▶ [Data shown]

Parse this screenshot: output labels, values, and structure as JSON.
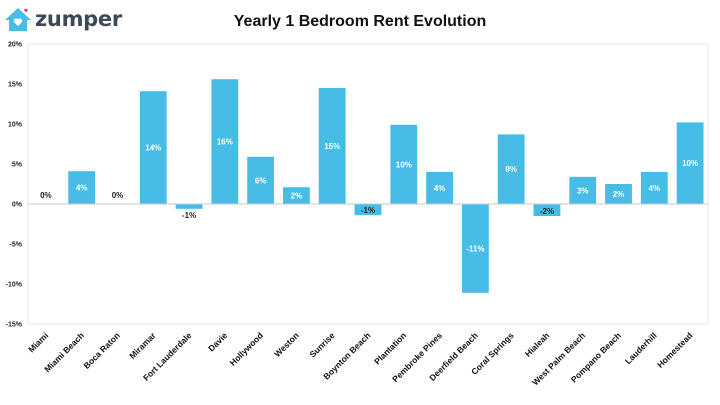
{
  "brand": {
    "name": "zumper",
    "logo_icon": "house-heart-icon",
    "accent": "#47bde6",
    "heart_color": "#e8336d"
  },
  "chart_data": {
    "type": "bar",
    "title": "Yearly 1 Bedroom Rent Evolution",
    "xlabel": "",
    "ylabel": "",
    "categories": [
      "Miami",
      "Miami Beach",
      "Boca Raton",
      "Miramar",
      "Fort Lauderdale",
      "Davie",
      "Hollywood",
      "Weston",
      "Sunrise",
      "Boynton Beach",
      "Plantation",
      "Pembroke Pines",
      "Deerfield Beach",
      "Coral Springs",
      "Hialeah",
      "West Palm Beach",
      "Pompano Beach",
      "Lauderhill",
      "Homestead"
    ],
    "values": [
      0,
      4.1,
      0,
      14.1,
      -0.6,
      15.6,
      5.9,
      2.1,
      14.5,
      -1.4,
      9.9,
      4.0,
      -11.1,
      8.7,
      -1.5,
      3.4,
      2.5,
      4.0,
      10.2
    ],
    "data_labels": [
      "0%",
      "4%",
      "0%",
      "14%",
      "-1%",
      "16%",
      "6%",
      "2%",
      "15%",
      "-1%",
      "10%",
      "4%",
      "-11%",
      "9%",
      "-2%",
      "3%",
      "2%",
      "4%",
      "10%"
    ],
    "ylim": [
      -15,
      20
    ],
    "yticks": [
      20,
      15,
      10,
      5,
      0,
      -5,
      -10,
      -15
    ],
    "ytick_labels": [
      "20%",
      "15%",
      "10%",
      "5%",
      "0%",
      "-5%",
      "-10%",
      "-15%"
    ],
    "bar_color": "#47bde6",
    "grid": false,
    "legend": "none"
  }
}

▶ [Aim of the exercise] Transcribe the listing in full. Omit the pictures and keep every line exact.

▶ [Solution for this task]
Parse this screenshot: output labels, values, and structure as JSON.
{
  "brand": {
    "name": "zumper",
    "logo_icon": "house-heart-icon",
    "accent": "#47bde6",
    "heart_color": "#e8336d"
  },
  "chart_data": {
    "type": "bar",
    "title": "Yearly 1 Bedroom Rent Evolution",
    "xlabel": "",
    "ylabel": "",
    "categories": [
      "Miami",
      "Miami Beach",
      "Boca Raton",
      "Miramar",
      "Fort Lauderdale",
      "Davie",
      "Hollywood",
      "Weston",
      "Sunrise",
      "Boynton Beach",
      "Plantation",
      "Pembroke Pines",
      "Deerfield Beach",
      "Coral Springs",
      "Hialeah",
      "West Palm Beach",
      "Pompano Beach",
      "Lauderhill",
      "Homestead"
    ],
    "values": [
      0,
      4.1,
      0,
      14.1,
      -0.6,
      15.6,
      5.9,
      2.1,
      14.5,
      -1.4,
      9.9,
      4.0,
      -11.1,
      8.7,
      -1.5,
      3.4,
      2.5,
      4.0,
      10.2
    ],
    "data_labels": [
      "0%",
      "4%",
      "0%",
      "14%",
      "-1%",
      "16%",
      "6%",
      "2%",
      "15%",
      "-1%",
      "10%",
      "4%",
      "-11%",
      "9%",
      "-2%",
      "3%",
      "2%",
      "4%",
      "10%"
    ],
    "ylim": [
      -15,
      20
    ],
    "yticks": [
      20,
      15,
      10,
      5,
      0,
      -5,
      -10,
      -15
    ],
    "ytick_labels": [
      "20%",
      "15%",
      "10%",
      "5%",
      "0%",
      "-5%",
      "-10%",
      "-15%"
    ],
    "bar_color": "#47bde6",
    "grid": false,
    "legend": "none"
  }
}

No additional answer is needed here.